<<<<

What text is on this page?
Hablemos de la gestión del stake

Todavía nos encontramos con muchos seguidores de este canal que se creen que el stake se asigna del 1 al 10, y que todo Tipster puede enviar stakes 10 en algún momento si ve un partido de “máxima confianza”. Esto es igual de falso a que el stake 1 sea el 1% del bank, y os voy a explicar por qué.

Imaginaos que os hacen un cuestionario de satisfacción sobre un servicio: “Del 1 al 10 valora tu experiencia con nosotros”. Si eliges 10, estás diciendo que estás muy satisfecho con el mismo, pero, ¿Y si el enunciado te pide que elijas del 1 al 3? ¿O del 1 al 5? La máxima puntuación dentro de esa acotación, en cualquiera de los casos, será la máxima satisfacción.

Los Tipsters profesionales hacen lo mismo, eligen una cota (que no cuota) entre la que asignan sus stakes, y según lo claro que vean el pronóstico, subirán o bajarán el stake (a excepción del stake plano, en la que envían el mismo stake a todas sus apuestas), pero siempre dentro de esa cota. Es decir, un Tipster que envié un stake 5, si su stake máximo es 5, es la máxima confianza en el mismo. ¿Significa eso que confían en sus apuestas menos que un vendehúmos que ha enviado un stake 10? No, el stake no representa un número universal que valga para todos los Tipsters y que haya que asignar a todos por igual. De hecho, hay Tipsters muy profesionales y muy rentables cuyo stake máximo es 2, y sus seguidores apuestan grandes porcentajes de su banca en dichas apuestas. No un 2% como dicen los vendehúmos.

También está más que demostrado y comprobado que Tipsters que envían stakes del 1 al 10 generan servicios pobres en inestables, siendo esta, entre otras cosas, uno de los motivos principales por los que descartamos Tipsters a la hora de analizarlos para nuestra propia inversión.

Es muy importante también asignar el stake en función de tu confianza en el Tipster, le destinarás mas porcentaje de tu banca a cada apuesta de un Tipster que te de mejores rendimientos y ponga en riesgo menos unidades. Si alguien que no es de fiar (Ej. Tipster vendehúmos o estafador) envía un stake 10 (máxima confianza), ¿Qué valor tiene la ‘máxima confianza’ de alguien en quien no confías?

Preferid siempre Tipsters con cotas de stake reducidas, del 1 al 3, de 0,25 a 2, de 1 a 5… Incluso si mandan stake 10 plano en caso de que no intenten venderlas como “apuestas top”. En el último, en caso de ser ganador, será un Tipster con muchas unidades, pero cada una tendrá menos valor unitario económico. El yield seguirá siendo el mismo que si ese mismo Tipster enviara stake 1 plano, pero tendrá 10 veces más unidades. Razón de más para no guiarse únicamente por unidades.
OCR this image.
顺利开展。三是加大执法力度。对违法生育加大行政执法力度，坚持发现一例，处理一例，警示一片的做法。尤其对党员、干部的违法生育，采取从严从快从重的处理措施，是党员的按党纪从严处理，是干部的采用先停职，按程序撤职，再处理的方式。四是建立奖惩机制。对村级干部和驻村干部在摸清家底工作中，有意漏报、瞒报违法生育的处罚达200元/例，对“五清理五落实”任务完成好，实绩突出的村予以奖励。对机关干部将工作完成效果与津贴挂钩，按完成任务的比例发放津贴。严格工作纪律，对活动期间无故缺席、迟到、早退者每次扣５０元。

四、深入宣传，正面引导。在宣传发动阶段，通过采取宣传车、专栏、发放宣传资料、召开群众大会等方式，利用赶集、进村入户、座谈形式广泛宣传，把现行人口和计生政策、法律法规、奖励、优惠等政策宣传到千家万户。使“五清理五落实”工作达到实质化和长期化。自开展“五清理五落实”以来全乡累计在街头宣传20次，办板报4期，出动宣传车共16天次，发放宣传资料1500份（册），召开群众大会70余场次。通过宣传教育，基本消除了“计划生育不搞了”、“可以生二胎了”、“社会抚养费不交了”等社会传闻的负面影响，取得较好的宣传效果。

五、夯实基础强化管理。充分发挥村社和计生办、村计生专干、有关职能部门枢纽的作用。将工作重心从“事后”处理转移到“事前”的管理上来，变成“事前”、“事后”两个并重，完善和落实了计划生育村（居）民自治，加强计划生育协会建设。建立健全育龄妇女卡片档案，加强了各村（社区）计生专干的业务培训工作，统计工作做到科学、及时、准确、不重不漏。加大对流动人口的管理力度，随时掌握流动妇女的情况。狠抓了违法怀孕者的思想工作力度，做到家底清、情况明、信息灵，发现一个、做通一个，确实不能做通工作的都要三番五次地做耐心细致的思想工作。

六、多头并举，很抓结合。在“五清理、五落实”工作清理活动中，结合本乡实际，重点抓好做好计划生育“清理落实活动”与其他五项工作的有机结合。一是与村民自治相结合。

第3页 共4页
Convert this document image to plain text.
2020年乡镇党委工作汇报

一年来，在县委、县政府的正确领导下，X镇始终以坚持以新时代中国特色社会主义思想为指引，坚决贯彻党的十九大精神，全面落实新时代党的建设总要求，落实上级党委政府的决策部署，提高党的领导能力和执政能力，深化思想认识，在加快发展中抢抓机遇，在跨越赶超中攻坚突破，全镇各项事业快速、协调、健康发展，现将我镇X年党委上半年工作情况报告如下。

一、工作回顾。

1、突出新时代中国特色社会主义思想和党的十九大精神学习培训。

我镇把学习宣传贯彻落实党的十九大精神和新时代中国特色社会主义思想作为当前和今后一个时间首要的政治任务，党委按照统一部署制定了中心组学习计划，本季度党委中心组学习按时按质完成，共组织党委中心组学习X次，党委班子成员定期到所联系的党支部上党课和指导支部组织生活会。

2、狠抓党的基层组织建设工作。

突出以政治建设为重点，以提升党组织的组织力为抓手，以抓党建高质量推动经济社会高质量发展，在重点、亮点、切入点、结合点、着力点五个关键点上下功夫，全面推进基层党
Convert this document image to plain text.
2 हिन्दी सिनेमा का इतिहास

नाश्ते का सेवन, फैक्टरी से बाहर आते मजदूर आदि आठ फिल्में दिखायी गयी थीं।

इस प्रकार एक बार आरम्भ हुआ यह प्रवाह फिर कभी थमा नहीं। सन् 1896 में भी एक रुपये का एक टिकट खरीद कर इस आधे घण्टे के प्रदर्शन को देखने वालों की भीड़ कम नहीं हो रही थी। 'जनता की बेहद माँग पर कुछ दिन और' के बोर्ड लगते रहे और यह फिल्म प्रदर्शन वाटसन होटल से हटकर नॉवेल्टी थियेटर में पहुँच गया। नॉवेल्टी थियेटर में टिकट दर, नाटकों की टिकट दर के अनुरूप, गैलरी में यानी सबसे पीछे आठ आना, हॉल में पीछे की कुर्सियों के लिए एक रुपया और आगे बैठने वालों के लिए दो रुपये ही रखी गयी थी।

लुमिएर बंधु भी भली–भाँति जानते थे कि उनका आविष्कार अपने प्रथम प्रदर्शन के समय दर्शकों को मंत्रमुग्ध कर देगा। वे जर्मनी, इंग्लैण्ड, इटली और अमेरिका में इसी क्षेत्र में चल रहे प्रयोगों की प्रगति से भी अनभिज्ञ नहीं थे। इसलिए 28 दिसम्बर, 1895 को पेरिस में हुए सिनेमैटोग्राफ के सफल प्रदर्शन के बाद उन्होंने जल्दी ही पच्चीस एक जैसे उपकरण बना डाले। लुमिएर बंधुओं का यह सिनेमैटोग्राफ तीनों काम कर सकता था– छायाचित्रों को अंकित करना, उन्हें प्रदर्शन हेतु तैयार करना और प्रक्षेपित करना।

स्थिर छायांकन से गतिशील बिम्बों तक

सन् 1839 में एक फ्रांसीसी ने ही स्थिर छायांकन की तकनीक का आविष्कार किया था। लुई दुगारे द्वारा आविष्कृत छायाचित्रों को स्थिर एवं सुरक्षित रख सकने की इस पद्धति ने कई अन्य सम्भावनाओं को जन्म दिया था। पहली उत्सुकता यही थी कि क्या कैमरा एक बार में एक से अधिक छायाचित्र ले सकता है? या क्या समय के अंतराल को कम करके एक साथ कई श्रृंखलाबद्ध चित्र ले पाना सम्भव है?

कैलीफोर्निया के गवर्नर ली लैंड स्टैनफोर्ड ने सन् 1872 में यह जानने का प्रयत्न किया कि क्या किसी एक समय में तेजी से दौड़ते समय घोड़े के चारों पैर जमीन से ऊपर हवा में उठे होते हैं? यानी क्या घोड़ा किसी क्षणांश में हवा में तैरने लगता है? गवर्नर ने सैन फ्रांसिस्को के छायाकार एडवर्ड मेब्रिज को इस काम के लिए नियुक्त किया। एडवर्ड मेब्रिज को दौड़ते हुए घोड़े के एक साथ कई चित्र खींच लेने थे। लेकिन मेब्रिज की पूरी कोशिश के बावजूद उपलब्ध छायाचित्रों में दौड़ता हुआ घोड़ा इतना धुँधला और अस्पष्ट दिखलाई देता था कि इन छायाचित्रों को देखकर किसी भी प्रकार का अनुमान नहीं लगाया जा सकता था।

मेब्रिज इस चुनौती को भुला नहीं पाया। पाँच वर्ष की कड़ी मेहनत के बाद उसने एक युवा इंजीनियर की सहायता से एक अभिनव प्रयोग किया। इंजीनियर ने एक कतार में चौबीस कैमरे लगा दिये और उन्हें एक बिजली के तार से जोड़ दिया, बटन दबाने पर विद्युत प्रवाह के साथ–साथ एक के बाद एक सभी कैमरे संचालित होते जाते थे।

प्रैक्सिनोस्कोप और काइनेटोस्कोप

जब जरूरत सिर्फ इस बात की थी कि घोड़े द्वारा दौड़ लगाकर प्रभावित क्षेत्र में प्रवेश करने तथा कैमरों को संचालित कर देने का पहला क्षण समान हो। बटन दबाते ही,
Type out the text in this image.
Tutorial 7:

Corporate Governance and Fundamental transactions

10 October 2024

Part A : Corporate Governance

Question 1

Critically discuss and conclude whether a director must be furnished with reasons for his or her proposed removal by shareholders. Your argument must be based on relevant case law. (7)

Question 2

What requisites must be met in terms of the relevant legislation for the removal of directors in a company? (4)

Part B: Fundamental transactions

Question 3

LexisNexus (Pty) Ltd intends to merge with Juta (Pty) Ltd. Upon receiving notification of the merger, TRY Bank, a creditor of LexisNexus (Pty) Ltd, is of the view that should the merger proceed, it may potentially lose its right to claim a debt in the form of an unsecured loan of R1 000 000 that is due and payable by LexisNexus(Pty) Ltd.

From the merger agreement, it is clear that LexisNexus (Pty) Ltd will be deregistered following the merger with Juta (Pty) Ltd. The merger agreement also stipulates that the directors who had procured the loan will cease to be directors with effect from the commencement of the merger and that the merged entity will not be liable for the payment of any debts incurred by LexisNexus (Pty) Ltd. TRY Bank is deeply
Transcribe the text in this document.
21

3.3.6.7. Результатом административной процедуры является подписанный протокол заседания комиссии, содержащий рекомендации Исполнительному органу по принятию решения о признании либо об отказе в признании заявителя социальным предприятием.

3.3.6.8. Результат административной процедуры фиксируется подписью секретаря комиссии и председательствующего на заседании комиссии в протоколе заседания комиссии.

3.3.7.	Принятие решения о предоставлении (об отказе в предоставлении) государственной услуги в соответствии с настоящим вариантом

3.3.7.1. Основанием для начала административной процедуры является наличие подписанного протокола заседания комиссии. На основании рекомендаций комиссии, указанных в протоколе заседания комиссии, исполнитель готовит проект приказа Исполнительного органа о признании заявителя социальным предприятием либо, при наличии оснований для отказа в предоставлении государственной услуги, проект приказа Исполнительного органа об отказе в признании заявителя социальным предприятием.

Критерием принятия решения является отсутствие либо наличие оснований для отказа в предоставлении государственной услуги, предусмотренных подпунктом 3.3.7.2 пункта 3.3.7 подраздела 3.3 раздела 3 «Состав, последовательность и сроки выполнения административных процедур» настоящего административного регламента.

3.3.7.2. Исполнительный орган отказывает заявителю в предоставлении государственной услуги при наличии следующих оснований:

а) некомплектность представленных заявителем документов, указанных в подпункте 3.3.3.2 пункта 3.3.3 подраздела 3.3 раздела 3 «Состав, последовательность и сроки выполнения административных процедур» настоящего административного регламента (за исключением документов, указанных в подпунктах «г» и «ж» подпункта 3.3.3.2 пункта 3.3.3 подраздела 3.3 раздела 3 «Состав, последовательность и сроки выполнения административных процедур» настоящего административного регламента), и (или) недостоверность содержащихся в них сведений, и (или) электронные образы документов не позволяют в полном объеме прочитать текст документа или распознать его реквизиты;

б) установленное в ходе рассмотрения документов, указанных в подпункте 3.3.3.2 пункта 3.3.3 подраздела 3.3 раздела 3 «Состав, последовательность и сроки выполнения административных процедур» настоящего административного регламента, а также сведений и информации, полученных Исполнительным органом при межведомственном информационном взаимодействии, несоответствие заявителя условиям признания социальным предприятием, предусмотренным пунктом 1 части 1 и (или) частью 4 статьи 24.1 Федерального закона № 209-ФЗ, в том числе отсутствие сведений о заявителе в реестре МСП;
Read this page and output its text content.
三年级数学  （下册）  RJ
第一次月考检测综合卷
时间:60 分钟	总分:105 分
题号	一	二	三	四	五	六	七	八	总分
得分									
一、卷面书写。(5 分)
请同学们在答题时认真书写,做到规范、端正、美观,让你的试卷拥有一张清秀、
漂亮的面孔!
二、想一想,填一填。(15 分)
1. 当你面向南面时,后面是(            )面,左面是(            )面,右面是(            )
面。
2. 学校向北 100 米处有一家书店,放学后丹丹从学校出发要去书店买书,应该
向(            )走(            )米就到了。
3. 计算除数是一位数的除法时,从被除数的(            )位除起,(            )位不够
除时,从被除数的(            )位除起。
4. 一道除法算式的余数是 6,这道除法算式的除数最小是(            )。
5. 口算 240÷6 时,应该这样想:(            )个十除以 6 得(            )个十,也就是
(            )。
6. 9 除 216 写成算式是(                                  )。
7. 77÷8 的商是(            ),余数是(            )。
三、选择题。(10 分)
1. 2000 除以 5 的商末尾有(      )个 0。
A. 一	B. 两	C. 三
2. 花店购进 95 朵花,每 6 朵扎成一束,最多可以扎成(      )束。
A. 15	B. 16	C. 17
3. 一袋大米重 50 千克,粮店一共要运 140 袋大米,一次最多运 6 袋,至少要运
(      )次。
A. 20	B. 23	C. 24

>>>>

## Aim
Exactly as written, give again every line from the one containing "Read this page and output its text content." through the last line of the material above, and no other lines.

## Answer to the task
Read this page and output its text content.
三年级数学  （下册）  RJ
第一次月考检测综合卷
时间:60 分钟	总分:105 分
题号	一	二	三	四	五	六	七	八	总分
得分									
一、卷面书写。(5 分)
请同学们在答题时认真书写,做到规范、端正、美观,让你的试卷拥有一张清秀、
漂亮的面孔!
二、想一想,填一填。(15 分)
1. 当你面向南面时,后面是(            )面,左面是(            )面,右面是(            )
面。
2. 学校向北 100 米处有一家书店,放学后丹丹从学校出发要去书店买书,应该
向(            )走(            )米就到了。
3. 计算除数是一位数的除法时,从被除数的(            )位除起,(            )位不够
除时,从被除数的(            )位除起。
4. 一道除法算式的余数是 6,这道除法算式的除数最小是(            )。
5. 口算 240÷6 时,应该这样想:(            )个十除以 6 得(            )个十,也就是
(            )。
6. 9 除 216 写成算式是(                                  )。
7. 77÷8 的商是(            ),余数是(            )。
三、选择题。(10 分)
1. 2000 除以 5 的商末尾有(      )个 0。
A. 一	B. 两	C. 三
2. 花店购进 95 朵花,每 6 朵扎成一束,最多可以扎成(      )束。
A. 15	B. 16	C. 17
3. 一袋大米重 50 千克,粮店一共要运 140 袋大米,一次最多运 6 袋,至少要运
(      )次。
A. 20	B. 23	C. 24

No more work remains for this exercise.